[SHORT EXERCISE]: Retype all of the data. Every line must match exactly.

[Stored data]
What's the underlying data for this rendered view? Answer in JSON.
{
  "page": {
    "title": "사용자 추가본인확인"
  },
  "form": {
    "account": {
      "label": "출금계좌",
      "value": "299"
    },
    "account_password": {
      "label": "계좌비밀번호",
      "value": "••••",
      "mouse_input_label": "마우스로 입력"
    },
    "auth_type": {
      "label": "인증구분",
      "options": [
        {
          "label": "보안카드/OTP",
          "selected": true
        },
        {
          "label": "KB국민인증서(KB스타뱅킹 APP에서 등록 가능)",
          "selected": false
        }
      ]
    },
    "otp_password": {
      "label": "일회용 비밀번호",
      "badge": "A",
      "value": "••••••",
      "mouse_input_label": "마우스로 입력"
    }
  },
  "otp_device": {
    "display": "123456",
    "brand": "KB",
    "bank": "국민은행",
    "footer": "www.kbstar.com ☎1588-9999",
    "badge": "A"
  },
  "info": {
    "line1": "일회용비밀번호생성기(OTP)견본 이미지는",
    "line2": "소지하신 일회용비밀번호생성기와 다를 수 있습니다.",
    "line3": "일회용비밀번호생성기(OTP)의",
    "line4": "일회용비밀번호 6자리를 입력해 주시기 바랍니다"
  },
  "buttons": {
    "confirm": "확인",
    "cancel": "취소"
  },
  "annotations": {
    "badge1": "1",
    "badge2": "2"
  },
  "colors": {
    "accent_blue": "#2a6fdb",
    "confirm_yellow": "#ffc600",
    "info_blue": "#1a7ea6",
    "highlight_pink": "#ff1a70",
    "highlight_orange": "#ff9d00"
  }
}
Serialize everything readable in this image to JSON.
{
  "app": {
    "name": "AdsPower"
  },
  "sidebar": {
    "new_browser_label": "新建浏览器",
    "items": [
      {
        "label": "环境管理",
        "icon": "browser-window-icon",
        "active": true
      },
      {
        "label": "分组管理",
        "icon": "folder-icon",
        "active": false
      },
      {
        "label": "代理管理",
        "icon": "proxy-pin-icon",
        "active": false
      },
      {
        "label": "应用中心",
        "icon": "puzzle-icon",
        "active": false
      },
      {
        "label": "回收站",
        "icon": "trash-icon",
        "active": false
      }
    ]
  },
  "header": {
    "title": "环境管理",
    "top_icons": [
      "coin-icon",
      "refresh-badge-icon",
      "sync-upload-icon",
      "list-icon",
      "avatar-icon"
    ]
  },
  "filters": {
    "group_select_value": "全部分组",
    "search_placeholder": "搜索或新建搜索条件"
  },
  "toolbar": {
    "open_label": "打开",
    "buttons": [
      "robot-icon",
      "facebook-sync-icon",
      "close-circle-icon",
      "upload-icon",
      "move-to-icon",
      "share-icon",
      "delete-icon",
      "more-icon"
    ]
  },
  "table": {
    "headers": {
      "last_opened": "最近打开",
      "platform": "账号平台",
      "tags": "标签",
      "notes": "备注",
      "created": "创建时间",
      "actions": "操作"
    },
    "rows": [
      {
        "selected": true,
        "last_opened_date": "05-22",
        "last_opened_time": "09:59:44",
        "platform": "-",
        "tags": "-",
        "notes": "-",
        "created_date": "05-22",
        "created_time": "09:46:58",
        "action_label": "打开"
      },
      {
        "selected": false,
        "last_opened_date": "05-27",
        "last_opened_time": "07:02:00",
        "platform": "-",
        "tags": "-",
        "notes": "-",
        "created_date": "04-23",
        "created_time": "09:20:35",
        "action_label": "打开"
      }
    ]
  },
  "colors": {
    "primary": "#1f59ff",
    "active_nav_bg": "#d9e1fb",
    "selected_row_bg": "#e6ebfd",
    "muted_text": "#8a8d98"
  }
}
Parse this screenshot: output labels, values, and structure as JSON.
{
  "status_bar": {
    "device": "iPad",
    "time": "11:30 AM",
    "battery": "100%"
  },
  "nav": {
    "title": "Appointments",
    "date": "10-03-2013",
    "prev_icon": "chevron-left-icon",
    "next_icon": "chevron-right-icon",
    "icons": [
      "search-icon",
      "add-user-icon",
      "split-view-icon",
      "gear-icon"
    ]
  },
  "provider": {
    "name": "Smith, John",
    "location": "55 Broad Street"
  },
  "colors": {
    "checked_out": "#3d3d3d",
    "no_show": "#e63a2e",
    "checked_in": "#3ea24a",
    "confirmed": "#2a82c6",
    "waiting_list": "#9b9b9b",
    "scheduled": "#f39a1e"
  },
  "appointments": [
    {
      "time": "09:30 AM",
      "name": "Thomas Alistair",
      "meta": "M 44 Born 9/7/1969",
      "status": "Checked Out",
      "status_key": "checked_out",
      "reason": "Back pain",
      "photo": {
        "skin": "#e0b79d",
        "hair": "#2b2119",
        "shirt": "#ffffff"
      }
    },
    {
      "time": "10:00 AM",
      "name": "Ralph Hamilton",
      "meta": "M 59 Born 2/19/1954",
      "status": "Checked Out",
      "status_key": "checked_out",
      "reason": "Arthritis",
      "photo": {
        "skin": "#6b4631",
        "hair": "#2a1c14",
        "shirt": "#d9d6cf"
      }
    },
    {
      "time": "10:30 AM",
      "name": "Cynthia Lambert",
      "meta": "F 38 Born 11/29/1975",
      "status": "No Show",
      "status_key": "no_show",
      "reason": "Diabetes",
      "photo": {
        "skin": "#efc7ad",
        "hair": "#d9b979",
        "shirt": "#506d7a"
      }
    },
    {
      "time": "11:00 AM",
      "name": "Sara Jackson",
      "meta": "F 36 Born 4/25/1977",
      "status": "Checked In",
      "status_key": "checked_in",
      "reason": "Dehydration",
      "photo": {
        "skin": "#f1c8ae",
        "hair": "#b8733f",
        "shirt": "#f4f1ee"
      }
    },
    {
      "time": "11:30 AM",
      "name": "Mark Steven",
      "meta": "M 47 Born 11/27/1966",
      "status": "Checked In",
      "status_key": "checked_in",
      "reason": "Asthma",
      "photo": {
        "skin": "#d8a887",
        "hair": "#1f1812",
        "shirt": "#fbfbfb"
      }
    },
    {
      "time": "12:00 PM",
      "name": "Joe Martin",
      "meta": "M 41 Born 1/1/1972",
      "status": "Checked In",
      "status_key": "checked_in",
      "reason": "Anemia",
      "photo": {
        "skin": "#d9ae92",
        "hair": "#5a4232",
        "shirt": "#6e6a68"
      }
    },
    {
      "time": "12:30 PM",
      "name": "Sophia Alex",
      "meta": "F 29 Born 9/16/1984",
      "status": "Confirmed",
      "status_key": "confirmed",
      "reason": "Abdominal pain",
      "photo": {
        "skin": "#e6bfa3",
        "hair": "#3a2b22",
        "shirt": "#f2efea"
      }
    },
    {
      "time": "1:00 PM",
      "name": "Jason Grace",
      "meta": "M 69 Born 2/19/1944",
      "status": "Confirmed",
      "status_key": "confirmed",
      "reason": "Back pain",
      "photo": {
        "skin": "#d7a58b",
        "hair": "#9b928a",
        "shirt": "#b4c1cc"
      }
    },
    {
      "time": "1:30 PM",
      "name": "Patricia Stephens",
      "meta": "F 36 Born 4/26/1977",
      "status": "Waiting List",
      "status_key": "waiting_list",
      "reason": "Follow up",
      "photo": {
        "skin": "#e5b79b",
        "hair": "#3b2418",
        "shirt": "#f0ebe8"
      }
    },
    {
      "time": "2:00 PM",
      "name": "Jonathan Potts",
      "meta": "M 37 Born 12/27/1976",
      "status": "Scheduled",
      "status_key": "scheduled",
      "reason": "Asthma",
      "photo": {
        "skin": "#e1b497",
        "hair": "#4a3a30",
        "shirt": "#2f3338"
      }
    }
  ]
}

[RESULT OF THE EXERCISE]:
What's the underlying data for this rendered view? Answer in JSON.
{
  "page": {
    "title": "사용자 추가본인확인"
  },
  "form": {
    "account": {
      "label": "출금계좌",
      "value": "299"
    },
    "account_password": {
      "label": "계좌비밀번호",
      "value": "••••",
      "mouse_input_label": "마우스로 입력"
    },
    "auth_type": {
      "label": "인증구분",
      "options": [
        {
          "label": "보안카드/OTP",
          "selected": true
        },
        {
          "label": "KB국민인증서(KB스타뱅킹 APP에서 등록 가능)",
          "selected": false
        }
      ]
    },
    "otp_password": {
      "label": "일회용 비밀번호",
      "badge": "A",
      "value": "••••••",
      "mouse_input_label": "마우스로 입력"
    }
  },
  "otp_device": {
    "display": "123456",
    "brand": "KB",
    "bank": "국민은행",
    "footer": "www.kbstar.com ☎1588-9999",
    "badge": "A"
  },
  "info": {
    "line1": "일회용비밀번호생성기(OTP)견본 이미지는",
    "line2": "소지하신 일회용비밀번호생성기와 다를 수 있습니다.",
    "line3": "일회용비밀번호생성기(OTP)의",
    "line4": "일회용비밀번호 6자리를 입력해 주시기 바랍니다"
  },
  "buttons": {
    "confirm": "확인",
    "cancel": "취소"
  },
  "annotations": {
    "badge1": "1",
    "badge2": "2"
  },
  "colors": {
    "accent_blue": "#2a6fdb",
    "confirm_yellow": "#ffc600",
    "info_blue": "#1a7ea6",
    "highlight_pink": "#ff1a70",
    "highlight_orange": "#ff9d00"
  }
}
Serialize everything readable in this image to JSON.
{
  "app": {
    "name": "AdsPower"
  },
  "sidebar": {
    "new_browser_label": "新建浏览器",
    "items": [
      {
        "label": "环境管理",
        "icon": "browser-window-icon",
        "active": true
      },
      {
        "label": "分组管理",
        "icon": "folder-icon",
        "active": false
      },
      {
        "label": "代理管理",
        "icon": "proxy-pin-icon",
        "active": false
      },
      {
        "label": "应用中心",
        "icon": "puzzle-icon",
        "active": false
      },
      {
        "label": "回收站",
        "icon": "trash-icon",
        "active": false
      }
    ]
  },
  "header": {
    "title": "环境管理",
    "top_icons": [
      "coin-icon",
      "refresh-badge-icon",
      "sync-upload-icon",
      "list-icon",
      "avatar-icon"
    ]
  },
  "filters": {
    "group_select_value": "全部分组",
    "search_placeholder": "搜索或新建搜索条件"
  },
  "toolbar": {
    "open_label": "打开",
    "buttons": [
      "robot-icon",
      "facebook-sync-icon",
      "close-circle-icon",
      "upload-icon",
      "move-to-icon",
      "share-icon",
      "delete-icon",
      "more-icon"
    ]
  },
  "table": {
    "headers": {
      "last_opened": "最近打开",
      "platform": "账号平台",
      "tags": "标签",
      "notes": "备注",
      "created": "创建时间",
      "actions": "操作"
    },
    "rows": [
      {
        "selected": true,
        "last_opened_date": "05-22",
        "last_opened_time": "09:59:44",
        "platform": "-",
        "tags": "-",
        "notes": "-",
        "created_date": "05-22",
        "created_time": "09:46:58",
        "action_label": "打开"
      },
      {
        "selected": false,
        "last_opened_date": "05-27",
        "last_opened_time": "07:02:00",
        "platform": "-",
        "tags": "-",
        "notes": "-",
        "created_date": "04-23",
        "created_time": "09:20:35",
        "action_label": "打开"
      }
    ]
  },
  "colors": {
    "primary": "#1f59ff",
    "active_nav_bg": "#d9e1fb",
    "selected_row_bg": "#e6ebfd",
    "muted_text": "#8a8d98"
  }
}
Parse this screenshot: output labels, values, and structure as JSON.
{
  "status_bar": {
    "device": "iPad",
    "time": "11:30 AM",
    "battery": "100%"
  },
  "nav": {
    "title": "Appointments",
    "date": "10-03-2013",
    "prev_icon": "chevron-left-icon",
    "next_icon": "chevron-right-icon",
    "icons": [
      "search-icon",
      "add-user-icon",
      "split-view-icon",
      "gear-icon"
    ]
  },
  "provider": {
    "name": "Smith, John",
    "location": "55 Broad Street"
  },
  "colors": {
    "checked_out": "#3d3d3d",
    "no_show": "#e63a2e",
    "checked_in": "#3ea24a",
    "confirmed": "#2a82c6",
    "waiting_list": "#9b9b9b",
    "scheduled": "#f39a1e"
  },
  "appointments": [
    {
      "time": "09:30 AM",
      "name": "Thomas Alistair",
      "meta": "M 44 Born 9/7/1969",
      "status": "Checked Out",
      "status_key": "checked_out",
      "reason": "Back pain",
      "photo": {
        "skin": "#e0b79d",
        "hair": "#2b2119",
        "shirt": "#ffffff"
      }
    },
    {
      "time": "10:00 AM",
      "name": "Ralph Hamilton",
      "meta": "M 59 Born 2/19/1954",
      "status": "Checked Out",
      "status_key": "checked_out",
      "reason": "Arthritis",
      "photo": {
        "skin": "#6b4631",
        "hair": "#2a1c14",
        "shirt": "#d9d6cf"
      }
    },
    {
      "time": "10:30 AM",
      "name": "Cynthia Lambert",
      "meta": "F 38 Born 11/29/1975",
      "status": "No Show",
      "status_key": "no_show",
      "reason": "Diabetes",
      "photo": {
        "skin": "#efc7ad",
        "hair": "#d9b979",
        "shirt": "#506d7a"
      }
    },
    {
      "time": "11:00 AM",
      "name": "Sara Jackson",
      "meta": "F 36 Born 4/25/1977",
      "status": "Checked In",
      "status_key": "checked_in",
      "reason": "Dehydration",
      "photo": {
        "skin": "#f1c8ae",
        "hair": "#b8733f",
        "shirt": "#f4f1ee"
      }
    },
    {
      "time": "11:30 AM",
      "name": "Mark Steven",
      "meta": "M 47 Born 11/27/1966",
      "status": "Checked In",
      "status_key": "checked_in",
      "reason": "Asthma",
      "photo": {
        "skin": "#d8a887",
        "hair": "#1f1812",
        "shirt": "#fbfbfb"
      }
    },
    {
      "time": "12:00 PM",
      "name": "Joe Martin",
      "meta": "M 41 Born 1/1/1972",
      "status": "Checked In",
      "status_key": "checked_in",
      "reason": "Anemia",
      "photo": {
        "skin": "#d9ae92",
        "hair": "#5a4232",
        "shirt": "#6e6a68"
      }
    },
    {
      "time": "12:30 PM",
      "name": "Sophia Alex",
      "meta": "F 29 Born 9/16/1984",
      "status": "Confirmed",
      "status_key": "confirmed",
      "reason": "Abdominal pain",
      "photo": {
        "skin": "#e6bfa3",
        "hair": "#3a2b22",
        "shirt": "#f2efea"
      }
    },
    {
      "time": "1:00 PM",
      "name": "Jason Grace",
      "meta": "M 69 Born 2/19/1944",
      "status": "Confirmed",
      "status_key": "confirmed",
      "reason": "Back pain",
      "photo": {
        "skin": "#d7a58b",
        "hair": "#9b928a",
        "shirt": "#b4c1cc"
      }
    },
    {
      "time": "1:30 PM",
      "name": "Patricia Stephens",
      "meta": "F 36 Born 4/26/1977",
      "status": "Waiting List",
      "status_key": "waiting_list",
      "reason": "Follow up",
      "photo": {
        "skin": "#e5b79b",
        "hair": "#3b2418",
        "shirt": "#f0ebe8"
      }
    },
    {
      "time": "2:00 PM",
      "name": "Jonathan Potts",
      "meta": "M 37 Born 12/27/1976",
      "status": "Scheduled",
      "status_key": "scheduled",
      "reason": "Asthma",
      "photo": {
        "skin": "#e1b497",
        "hair": "#4a3a30",
        "shirt": "#2f3338"
      }
    }
  ]
}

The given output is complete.